Data to process
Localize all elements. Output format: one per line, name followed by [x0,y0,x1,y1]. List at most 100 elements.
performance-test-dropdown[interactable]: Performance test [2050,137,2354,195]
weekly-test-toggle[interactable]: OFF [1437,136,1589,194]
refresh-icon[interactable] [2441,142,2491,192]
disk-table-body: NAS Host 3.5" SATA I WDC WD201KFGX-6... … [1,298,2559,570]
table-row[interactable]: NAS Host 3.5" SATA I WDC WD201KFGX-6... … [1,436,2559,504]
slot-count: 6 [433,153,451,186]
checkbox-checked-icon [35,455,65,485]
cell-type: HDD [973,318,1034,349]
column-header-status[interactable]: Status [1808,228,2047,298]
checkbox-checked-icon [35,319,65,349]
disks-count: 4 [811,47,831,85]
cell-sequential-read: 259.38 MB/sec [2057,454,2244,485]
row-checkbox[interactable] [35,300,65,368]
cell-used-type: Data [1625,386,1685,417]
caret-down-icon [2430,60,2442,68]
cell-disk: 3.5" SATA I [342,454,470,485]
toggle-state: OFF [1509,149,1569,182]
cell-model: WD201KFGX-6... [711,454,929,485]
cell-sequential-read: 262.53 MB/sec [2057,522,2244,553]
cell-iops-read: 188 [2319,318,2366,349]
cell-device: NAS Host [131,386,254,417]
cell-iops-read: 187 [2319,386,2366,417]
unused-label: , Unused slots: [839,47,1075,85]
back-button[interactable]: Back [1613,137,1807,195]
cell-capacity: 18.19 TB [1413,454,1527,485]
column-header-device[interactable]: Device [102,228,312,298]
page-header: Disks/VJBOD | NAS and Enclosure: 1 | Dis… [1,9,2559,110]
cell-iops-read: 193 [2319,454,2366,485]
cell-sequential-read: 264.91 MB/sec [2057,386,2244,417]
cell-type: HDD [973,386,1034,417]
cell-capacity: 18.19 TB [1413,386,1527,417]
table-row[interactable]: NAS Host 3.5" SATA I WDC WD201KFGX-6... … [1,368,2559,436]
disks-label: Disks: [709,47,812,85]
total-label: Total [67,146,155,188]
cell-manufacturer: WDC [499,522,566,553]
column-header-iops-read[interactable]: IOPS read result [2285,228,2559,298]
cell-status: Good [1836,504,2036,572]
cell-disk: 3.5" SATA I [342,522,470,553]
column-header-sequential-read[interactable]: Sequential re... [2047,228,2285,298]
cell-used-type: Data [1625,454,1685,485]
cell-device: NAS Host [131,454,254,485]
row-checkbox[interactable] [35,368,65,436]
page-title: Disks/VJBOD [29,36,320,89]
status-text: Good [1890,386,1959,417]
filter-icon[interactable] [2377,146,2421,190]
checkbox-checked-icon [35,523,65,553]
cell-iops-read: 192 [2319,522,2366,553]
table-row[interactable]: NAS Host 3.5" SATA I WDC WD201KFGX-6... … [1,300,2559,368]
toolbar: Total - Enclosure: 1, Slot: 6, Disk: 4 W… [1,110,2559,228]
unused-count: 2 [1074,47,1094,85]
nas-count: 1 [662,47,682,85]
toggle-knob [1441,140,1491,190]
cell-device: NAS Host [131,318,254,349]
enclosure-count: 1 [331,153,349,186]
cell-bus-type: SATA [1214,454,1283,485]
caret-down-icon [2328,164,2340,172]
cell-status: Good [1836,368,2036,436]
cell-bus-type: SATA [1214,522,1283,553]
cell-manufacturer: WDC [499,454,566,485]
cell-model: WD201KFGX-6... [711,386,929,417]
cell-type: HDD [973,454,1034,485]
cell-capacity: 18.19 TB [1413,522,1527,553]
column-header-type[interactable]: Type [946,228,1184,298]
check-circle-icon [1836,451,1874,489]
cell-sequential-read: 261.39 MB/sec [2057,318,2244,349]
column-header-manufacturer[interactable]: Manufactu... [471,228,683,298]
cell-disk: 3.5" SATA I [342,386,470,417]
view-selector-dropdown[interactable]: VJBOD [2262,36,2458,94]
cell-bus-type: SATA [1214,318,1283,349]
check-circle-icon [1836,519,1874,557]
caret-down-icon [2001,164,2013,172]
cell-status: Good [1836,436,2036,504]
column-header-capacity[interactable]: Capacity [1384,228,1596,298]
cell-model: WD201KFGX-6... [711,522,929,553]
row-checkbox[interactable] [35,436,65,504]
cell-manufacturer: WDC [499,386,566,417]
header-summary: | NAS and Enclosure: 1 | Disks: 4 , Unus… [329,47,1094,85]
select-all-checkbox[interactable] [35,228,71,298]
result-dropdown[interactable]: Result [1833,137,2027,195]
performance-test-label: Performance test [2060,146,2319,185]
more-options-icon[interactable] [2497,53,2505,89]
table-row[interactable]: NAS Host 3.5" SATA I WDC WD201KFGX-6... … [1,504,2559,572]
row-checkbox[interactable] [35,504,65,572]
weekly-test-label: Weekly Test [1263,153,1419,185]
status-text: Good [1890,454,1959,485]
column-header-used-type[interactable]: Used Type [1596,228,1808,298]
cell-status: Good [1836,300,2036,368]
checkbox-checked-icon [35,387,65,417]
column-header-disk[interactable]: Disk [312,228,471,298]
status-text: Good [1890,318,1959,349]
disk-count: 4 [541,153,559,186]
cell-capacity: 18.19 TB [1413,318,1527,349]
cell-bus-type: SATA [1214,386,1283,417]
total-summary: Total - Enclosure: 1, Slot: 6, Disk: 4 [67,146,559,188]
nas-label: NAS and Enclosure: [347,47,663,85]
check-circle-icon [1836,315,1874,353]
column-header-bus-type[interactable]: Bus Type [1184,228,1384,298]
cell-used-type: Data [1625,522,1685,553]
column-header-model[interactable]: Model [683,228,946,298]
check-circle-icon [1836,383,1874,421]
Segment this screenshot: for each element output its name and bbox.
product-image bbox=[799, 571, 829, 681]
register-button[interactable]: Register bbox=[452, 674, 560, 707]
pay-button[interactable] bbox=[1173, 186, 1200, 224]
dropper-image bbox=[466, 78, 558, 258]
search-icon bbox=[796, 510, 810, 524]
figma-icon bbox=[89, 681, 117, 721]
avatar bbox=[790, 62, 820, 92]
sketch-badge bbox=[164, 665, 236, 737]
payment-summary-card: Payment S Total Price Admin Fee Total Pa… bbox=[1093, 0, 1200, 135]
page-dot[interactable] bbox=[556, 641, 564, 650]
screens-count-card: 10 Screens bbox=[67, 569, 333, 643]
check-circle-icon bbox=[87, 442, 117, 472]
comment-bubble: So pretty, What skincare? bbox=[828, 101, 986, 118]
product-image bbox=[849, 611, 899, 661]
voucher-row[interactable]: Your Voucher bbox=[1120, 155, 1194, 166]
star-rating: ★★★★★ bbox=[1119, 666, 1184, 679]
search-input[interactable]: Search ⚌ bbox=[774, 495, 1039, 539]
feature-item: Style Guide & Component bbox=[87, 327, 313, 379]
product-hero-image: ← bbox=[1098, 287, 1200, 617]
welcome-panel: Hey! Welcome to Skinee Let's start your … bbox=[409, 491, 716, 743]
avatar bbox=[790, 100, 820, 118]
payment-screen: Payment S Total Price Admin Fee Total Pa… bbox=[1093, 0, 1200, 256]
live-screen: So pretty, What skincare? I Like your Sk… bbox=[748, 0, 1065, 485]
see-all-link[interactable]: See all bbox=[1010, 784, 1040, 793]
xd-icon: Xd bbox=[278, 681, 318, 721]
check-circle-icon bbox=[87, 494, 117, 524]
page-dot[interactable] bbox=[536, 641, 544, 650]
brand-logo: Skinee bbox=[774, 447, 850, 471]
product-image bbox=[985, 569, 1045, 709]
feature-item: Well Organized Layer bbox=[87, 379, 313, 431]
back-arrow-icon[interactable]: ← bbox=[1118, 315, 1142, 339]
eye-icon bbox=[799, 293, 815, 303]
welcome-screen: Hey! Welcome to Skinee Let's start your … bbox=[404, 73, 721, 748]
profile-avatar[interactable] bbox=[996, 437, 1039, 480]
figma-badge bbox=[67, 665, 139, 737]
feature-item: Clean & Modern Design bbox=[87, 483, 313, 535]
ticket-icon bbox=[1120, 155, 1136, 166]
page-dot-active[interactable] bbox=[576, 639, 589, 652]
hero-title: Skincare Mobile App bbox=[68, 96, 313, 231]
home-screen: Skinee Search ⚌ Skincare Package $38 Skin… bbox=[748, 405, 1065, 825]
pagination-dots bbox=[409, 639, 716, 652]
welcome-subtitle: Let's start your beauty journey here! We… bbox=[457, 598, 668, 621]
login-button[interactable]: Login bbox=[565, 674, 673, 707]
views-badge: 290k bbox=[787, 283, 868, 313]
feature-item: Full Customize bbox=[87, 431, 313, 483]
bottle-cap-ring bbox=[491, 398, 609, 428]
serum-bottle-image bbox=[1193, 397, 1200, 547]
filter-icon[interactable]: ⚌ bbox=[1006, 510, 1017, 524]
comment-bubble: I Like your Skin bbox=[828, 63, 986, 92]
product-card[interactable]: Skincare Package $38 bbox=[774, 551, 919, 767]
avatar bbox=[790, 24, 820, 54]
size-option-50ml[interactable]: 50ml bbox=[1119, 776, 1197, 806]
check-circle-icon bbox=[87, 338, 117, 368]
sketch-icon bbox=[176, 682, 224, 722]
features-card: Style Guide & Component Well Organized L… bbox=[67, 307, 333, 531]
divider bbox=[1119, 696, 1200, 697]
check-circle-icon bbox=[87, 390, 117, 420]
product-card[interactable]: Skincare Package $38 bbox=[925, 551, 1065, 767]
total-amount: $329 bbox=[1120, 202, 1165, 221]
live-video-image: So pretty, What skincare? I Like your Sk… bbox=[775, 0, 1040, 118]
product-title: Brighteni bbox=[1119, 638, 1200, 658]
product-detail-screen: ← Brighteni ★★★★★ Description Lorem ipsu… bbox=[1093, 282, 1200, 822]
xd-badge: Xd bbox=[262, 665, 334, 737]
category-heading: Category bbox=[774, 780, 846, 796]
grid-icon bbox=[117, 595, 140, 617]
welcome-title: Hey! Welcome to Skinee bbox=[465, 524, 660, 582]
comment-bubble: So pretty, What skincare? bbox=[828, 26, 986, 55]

Aim of the exercise
Rewrite the stretch from the start of the records through the line containing "cell-model: WD201KFGX-6... [711,454,929,485]", replacing "HDD" with "SSD" and leaving everything else unchanged.

Solution
Localize all elements. Output format: one per line, name followed by [x0,y0,x1,y1]. List at most 100 elements.
performance-test-dropdown[interactable]: Performance test [2050,137,2354,195]
weekly-test-toggle[interactable]: OFF [1437,136,1589,194]
refresh-icon[interactable] [2441,142,2491,192]
disk-table-body: NAS Host 3.5" SATA I WDC WD201KFGX-6... … [1,298,2559,570]
table-row[interactable]: NAS Host 3.5" SATA I WDC WD201KFGX-6... … [1,436,2559,504]
slot-count: 6 [433,153,451,186]
checkbox-checked-icon [35,455,65,485]
cell-type: SSD [973,318,1034,349]
column-header-status[interactable]: Status [1808,228,2047,298]
checkbox-checked-icon [35,319,65,349]
disks-count: 4 [811,47,831,85]
cell-sequential-read: 259.38 MB/sec [2057,454,2244,485]
row-checkbox[interactable] [35,300,65,368]
cell-used-type: Data [1625,386,1685,417]
caret-down-icon [2430,60,2442,68]
cell-disk: 3.5" SATA I [342,454,470,485]
toggle-state: OFF [1509,149,1569,182]
cell-model: WD201KFGX-6... [711,454,929,485]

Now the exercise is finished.